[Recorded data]
>> begin

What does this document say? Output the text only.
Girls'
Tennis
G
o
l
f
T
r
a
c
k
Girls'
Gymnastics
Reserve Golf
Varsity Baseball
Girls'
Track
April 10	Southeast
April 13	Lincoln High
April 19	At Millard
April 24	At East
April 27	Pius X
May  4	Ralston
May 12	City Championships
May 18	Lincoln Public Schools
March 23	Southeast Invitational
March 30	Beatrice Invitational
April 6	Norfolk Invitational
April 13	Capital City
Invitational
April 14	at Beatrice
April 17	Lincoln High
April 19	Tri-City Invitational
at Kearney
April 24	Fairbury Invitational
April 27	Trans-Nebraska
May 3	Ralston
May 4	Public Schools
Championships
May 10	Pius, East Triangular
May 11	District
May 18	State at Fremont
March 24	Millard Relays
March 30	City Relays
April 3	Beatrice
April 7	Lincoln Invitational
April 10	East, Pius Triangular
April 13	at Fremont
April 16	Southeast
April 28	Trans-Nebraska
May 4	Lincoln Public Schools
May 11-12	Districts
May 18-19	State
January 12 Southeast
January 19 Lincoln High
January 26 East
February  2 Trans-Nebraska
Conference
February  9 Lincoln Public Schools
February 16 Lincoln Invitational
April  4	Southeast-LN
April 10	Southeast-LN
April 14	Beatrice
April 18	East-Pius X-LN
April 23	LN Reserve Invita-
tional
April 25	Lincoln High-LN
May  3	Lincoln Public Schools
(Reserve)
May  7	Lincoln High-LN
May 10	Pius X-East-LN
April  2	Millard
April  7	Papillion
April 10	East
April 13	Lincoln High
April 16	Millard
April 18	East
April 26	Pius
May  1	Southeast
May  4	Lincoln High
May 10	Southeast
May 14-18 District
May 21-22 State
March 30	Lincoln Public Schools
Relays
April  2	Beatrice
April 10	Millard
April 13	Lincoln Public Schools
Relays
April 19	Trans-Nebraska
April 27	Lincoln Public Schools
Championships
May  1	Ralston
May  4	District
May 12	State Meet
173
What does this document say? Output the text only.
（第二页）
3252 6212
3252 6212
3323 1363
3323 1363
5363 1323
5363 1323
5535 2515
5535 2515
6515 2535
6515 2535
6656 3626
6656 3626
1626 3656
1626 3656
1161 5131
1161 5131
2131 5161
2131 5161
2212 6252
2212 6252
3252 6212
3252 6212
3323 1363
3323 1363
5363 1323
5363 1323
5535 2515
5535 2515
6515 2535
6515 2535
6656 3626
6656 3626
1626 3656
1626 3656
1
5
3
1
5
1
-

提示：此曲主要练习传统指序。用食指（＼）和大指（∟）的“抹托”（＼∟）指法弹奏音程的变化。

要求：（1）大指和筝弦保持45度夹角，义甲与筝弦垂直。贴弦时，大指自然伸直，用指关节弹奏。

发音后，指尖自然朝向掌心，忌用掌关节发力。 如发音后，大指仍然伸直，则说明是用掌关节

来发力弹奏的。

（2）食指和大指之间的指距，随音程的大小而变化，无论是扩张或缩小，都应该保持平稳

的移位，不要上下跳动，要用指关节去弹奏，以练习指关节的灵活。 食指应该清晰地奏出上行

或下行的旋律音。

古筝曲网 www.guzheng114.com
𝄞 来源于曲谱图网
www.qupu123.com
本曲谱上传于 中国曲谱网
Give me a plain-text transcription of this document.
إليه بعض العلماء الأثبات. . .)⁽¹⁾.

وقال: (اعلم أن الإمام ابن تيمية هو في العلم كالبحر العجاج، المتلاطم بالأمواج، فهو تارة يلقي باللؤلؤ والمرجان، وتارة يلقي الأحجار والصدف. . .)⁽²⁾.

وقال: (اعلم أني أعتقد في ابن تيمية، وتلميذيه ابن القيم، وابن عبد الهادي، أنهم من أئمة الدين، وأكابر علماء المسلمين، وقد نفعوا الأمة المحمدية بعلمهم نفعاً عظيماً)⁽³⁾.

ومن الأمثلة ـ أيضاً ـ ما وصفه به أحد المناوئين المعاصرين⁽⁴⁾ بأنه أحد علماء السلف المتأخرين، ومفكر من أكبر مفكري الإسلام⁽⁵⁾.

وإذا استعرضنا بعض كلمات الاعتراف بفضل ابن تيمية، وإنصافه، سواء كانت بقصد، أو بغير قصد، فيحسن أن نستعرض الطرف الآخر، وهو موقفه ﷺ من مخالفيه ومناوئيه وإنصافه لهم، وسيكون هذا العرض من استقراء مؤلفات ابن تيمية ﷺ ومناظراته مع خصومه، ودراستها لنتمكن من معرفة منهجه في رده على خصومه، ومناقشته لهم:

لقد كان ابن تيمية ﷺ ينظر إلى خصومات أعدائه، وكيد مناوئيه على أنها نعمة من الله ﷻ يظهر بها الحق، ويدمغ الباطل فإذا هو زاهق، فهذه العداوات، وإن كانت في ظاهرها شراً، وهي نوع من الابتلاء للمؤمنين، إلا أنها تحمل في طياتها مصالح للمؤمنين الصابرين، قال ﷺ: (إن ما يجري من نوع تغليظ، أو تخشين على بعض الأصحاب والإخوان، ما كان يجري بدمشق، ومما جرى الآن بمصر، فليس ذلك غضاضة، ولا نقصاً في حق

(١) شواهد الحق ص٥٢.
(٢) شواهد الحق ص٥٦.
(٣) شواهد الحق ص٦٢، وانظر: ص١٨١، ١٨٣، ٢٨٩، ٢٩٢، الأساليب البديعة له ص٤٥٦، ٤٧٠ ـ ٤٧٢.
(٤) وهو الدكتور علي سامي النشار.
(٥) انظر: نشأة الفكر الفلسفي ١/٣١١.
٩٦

>> end

» Your goal
Output all of the data above without any alteration.

» Completed exercise
What does this document say? Output the text only.
Girls'
Tennis
G
o
l
f
T
r
a
c
k
Girls'
Gymnastics
Reserve Golf
Varsity Baseball
Girls'
Track
April 10	Southeast
April 13	Lincoln High
April 19	At Millard
April 24	At East
April 27	Pius X
May  4	Ralston
May 12	City Championships
May 18	Lincoln Public Schools
March 23	Southeast Invitational
March 30	Beatrice Invitational
April 6	Norfolk Invitational
April 13	Capital City
Invitational
April 14	at Beatrice
April 17	Lincoln High
April 19	Tri-City Invitational
at Kearney
April 24	Fairbury Invitational
April 27	Trans-Nebraska
May 3	Ralston
May 4	Public Schools
Championships
May 10	Pius, East Triangular
May 11	District
May 18	State at Fremont
March 24	Millard Relays
March 30	City Relays
April 3	Beatrice
April 7	Lincoln Invitational
April 10	East, Pius Triangular
April 13	at Fremont
April 16	Southeast
April 28	Trans-Nebraska
May 4	Lincoln Public Schools
May 11-12	Districts
May 18-19	State
January 12 Southeast
January 19 Lincoln High
January 26 East
February  2 Trans-Nebraska
Conference
February  9 Lincoln Public Schools
February 16 Lincoln Invitational
April  4	Southeast-LN
April 10	Southeast-LN
April 14	Beatrice
April 18	East-Pius X-LN
April 23	LN Reserve Invita-
tional
April 25	Lincoln High-LN
May  3	Lincoln Public Schools
(Reserve)
May  7	Lincoln High-LN
May 10	Pius X-East-LN
April  2	Millard
April  7	Papillion
April 10	East
April 13	Lincoln High
April 16	Millard
April 18	East
April 26	Pius
May  1	Southeast
May  4	Lincoln High
May 10	Southeast
May 14-18 District
May 21-22 State
March 30	Lincoln Public Schools
Relays
April  2	Beatrice
April 10	Millard
April 13	Lincoln Public Schools
Relays
April 19	Trans-Nebraska
April 27	Lincoln Public Schools
Championships
May  1	Ralston
May  4	District
May 12	State Meet
173
What does this document say? Output the text only.
（第二页）
3252 6212
3252 6212
3323 1363
3323 1363
5363 1323
5363 1323
5535 2515
5535 2515
6515 2535
6515 2535
6656 3626
6656 3626
1626 3656
1626 3656
1161 5131
1161 5131
2131 5161
2131 5161
2212 6252
2212 6252
3252 6212
3252 6212
3323 1363
3323 1363
5363 1323
5363 1323
5535 2515
5535 2515
6515 2535
6515 2535
6656 3626
6656 3626
1626 3656
1626 3656
1
5
3
1
5
1
-

提示：此曲主要练习传统指序。用食指（＼）和大指（∟）的“抹托”（＼∟）指法弹奏音程的变化。

要求：（1）大指和筝弦保持45度夹角，义甲与筝弦垂直。贴弦时，大指自然伸直，用指关节弹奏。

发音后，指尖自然朝向掌心，忌用掌关节发力。 如发音后，大指仍然伸直，则说明是用掌关节

来发力弹奏的。

（2）食指和大指之间的指距，随音程的大小而变化，无论是扩张或缩小，都应该保持平稳

的移位，不要上下跳动，要用指关节去弹奏，以练习指关节的灵活。 食指应该清晰地奏出上行

或下行的旋律音。

古筝曲网 www.guzheng114.com
𝄞 来源于曲谱图网
www.qupu123.com
本曲谱上传于 中国曲谱网
Give me a plain-text transcription of this document.
إليه بعض العلماء الأثبات. . .)⁽¹⁾.

وقال: (اعلم أن الإمام ابن تيمية هو في العلم كالبحر العجاج، المتلاطم بالأمواج، فهو تارة يلقي باللؤلؤ والمرجان، وتارة يلقي الأحجار والصدف. . .)⁽²⁾.

وقال: (اعلم أني أعتقد في ابن تيمية، وتلميذيه ابن القيم، وابن عبد الهادي، أنهم من أئمة الدين، وأكابر علماء المسلمين، وقد نفعوا الأمة المحمدية بعلمهم نفعاً عظيماً)⁽³⁾.

ومن الأمثلة ـ أيضاً ـ ما وصفه به أحد المناوئين المعاصرين⁽⁴⁾ بأنه أحد علماء السلف المتأخرين، ومفكر من أكبر مفكري الإسلام⁽⁵⁾.

وإذا استعرضنا بعض كلمات الاعتراف بفضل ابن تيمية، وإنصافه، سواء كانت بقصد، أو بغير قصد، فيحسن أن نستعرض الطرف الآخر، وهو موقفه ﷺ من مخالفيه ومناوئيه وإنصافه لهم، وسيكون هذا العرض من استقراء مؤلفات ابن تيمية ﷺ ومناظراته مع خصومه، ودراستها لنتمكن من معرفة منهجه في رده على خصومه، ومناقشته لهم:

لقد كان ابن تيمية ﷺ ينظر إلى خصومات أعدائه، وكيد مناوئيه على أنها نعمة من الله ﷻ يظهر بها الحق، ويدمغ الباطل فإذا هو زاهق، فهذه العداوات، وإن كانت في ظاهرها شراً، وهي نوع من الابتلاء للمؤمنين، إلا أنها تحمل في طياتها مصالح للمؤمنين الصابرين، قال ﷺ: (إن ما يجري من نوع تغليظ، أو تخشين على بعض الأصحاب والإخوان، ما كان يجري بدمشق، ومما جرى الآن بمصر، فليس ذلك غضاضة، ولا نقصاً في حق

(١) شواهد الحق ص٥٢.
(٢) شواهد الحق ص٥٦.
(٣) شواهد الحق ص٦٢، وانظر: ص١٨١، ١٨٣، ٢٨٩، ٢٩٢، الأساليب البديعة له ص٤٥٦، ٤٧٠ ـ ٤٧٢.
(٤) وهو الدكتور علي سامي النشار.
(٥) انظر: نشأة الفكر الفلسفي ١/٣١١.
٩٦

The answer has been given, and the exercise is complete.